§ **DIRECTIVE**
Gather up every line from the entries below that uses the word "name".

§ **PROVIDED DATA**

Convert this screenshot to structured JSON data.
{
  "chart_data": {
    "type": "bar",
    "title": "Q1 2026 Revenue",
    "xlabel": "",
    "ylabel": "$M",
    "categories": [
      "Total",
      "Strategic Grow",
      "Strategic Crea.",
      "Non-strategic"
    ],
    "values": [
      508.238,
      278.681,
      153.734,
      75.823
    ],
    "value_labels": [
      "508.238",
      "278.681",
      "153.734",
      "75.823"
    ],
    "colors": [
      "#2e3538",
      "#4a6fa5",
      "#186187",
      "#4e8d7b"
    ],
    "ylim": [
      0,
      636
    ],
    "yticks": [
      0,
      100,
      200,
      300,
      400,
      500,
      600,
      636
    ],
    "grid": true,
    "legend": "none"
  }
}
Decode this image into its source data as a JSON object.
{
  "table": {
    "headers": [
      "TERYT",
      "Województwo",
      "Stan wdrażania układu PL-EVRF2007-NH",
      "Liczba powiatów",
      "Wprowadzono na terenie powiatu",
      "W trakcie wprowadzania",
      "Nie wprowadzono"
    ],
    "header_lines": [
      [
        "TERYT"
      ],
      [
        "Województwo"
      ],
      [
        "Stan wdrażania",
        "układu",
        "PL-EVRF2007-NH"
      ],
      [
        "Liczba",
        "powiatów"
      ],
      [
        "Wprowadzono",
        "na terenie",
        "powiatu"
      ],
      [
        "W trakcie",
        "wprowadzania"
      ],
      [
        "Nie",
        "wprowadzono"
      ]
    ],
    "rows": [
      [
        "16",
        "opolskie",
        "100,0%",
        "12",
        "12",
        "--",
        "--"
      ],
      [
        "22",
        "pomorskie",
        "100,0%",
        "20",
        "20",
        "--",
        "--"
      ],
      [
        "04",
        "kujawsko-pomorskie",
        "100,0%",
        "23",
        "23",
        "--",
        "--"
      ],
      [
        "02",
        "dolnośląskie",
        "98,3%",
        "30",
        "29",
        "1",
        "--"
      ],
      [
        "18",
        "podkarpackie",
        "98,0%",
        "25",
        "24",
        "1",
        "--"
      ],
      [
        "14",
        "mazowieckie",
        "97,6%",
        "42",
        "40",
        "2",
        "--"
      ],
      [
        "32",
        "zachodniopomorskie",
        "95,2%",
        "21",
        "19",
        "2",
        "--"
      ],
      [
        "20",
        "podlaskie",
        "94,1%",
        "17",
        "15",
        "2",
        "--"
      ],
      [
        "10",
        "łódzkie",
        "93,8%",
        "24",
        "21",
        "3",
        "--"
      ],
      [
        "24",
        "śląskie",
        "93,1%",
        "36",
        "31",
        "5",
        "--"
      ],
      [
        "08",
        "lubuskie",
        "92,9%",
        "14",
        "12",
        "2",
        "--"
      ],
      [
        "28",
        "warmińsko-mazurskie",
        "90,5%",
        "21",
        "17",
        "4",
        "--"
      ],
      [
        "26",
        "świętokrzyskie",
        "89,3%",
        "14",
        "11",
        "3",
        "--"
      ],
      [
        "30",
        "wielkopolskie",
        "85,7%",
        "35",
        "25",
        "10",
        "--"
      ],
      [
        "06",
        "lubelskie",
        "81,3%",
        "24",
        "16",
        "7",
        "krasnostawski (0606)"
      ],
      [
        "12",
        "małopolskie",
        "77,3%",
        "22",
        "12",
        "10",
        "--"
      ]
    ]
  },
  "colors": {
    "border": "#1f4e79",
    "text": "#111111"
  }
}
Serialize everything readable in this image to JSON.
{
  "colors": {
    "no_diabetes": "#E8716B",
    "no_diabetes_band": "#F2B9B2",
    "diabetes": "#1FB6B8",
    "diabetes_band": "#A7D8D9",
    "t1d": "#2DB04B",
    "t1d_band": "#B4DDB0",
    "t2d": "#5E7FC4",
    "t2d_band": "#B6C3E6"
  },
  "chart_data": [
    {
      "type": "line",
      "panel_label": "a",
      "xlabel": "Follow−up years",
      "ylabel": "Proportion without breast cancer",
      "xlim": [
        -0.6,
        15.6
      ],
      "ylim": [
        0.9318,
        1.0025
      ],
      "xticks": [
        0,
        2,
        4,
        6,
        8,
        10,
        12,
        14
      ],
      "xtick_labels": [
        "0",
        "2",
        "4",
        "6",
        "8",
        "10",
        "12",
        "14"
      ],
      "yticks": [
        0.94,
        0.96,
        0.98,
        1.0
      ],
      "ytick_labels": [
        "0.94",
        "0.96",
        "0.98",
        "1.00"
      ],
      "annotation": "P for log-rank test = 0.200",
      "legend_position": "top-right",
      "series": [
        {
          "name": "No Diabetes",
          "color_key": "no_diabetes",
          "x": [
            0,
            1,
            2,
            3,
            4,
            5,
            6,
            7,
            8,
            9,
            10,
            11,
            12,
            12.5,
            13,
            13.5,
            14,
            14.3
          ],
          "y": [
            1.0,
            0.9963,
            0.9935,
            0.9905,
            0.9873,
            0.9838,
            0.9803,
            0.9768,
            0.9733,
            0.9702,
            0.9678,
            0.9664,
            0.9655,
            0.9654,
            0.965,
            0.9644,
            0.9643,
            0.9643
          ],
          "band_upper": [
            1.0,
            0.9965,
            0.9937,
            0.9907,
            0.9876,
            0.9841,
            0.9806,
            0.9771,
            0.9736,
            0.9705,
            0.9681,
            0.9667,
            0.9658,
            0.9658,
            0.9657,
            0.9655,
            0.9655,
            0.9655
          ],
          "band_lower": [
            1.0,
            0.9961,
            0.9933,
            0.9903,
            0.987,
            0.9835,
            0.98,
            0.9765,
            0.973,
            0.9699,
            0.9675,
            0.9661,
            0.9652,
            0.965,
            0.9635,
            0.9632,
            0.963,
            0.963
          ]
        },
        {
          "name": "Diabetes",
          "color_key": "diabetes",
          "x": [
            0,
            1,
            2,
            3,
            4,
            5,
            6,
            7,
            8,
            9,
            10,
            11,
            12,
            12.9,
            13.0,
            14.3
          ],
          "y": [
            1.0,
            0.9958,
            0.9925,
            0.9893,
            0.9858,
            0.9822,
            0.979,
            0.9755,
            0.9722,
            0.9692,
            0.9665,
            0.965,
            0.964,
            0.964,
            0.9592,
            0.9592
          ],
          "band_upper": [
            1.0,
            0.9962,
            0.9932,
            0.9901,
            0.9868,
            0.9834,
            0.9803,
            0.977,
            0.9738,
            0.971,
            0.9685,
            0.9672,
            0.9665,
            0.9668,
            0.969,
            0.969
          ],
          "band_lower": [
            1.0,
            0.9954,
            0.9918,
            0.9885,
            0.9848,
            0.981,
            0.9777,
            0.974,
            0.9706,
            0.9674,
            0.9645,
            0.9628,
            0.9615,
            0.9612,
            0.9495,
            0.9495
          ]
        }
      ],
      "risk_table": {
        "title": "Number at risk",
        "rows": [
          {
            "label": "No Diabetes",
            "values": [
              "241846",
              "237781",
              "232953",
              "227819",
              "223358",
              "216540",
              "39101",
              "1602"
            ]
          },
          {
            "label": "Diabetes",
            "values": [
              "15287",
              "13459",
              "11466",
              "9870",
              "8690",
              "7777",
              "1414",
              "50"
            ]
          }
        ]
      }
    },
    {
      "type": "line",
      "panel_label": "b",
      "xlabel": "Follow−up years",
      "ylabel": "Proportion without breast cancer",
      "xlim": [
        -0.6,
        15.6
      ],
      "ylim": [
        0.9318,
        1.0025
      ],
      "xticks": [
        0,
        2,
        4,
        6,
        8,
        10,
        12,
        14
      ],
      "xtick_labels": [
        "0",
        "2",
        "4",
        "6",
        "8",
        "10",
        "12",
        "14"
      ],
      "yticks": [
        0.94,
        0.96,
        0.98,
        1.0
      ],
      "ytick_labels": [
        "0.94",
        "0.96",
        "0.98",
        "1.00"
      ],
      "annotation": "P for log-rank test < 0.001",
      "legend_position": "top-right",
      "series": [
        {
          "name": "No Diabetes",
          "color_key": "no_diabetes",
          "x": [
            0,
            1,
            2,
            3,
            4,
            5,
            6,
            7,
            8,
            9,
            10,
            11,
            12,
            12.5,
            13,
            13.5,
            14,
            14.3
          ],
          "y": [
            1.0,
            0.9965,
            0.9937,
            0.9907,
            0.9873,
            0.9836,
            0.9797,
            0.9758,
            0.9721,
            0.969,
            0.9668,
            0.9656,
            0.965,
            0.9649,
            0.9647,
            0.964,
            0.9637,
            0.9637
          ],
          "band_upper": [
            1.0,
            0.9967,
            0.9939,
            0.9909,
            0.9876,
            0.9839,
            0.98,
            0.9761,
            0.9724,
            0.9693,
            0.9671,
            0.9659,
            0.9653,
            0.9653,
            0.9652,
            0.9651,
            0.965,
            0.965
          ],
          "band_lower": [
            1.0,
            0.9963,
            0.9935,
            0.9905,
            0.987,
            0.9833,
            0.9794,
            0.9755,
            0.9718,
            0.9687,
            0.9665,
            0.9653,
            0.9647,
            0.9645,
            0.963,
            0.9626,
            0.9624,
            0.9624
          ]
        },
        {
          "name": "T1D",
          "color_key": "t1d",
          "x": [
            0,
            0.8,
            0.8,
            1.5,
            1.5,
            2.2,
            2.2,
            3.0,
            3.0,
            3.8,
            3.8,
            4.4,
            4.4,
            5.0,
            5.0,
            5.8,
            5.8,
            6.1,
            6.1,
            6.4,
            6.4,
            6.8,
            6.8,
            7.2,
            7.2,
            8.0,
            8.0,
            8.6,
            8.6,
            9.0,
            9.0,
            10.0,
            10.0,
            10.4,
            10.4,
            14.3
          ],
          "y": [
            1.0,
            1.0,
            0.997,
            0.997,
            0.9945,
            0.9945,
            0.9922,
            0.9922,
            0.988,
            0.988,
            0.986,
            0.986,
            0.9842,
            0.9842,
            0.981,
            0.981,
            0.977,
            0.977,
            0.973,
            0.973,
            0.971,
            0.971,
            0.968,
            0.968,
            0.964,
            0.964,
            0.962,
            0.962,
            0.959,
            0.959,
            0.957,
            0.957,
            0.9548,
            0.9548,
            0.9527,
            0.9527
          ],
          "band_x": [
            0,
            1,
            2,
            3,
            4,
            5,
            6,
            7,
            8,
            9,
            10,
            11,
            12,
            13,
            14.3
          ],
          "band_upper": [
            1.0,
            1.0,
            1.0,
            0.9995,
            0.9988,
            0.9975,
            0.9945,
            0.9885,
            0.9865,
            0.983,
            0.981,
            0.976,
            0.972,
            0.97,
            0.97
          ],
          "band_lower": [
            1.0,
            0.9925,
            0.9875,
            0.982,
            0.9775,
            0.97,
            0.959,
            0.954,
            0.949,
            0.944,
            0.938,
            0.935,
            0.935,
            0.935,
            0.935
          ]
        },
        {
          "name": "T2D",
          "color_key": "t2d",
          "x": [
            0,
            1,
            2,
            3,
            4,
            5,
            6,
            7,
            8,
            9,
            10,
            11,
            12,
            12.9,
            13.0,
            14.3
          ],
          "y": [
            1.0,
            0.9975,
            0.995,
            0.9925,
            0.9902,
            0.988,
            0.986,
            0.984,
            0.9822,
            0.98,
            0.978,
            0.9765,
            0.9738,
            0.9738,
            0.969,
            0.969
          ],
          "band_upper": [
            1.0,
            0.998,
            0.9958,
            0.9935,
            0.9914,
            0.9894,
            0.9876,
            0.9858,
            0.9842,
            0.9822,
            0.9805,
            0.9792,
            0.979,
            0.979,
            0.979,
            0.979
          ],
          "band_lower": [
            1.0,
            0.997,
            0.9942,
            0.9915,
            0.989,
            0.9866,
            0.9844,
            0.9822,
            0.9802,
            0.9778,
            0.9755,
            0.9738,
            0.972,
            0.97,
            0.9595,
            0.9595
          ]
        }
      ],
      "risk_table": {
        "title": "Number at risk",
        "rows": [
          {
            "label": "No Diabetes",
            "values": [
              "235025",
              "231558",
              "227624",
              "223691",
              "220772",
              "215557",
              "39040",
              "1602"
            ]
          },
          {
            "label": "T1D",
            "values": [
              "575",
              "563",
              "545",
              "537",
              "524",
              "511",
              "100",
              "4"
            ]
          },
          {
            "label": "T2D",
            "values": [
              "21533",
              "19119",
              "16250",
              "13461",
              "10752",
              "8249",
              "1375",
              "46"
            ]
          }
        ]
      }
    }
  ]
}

§ **EXERCISE ANSWER**
          "name": "No Diabetes",
          "name": "Diabetes",
          "name": "No Diabetes",
          "name": "T1D",
          "name": "T2D",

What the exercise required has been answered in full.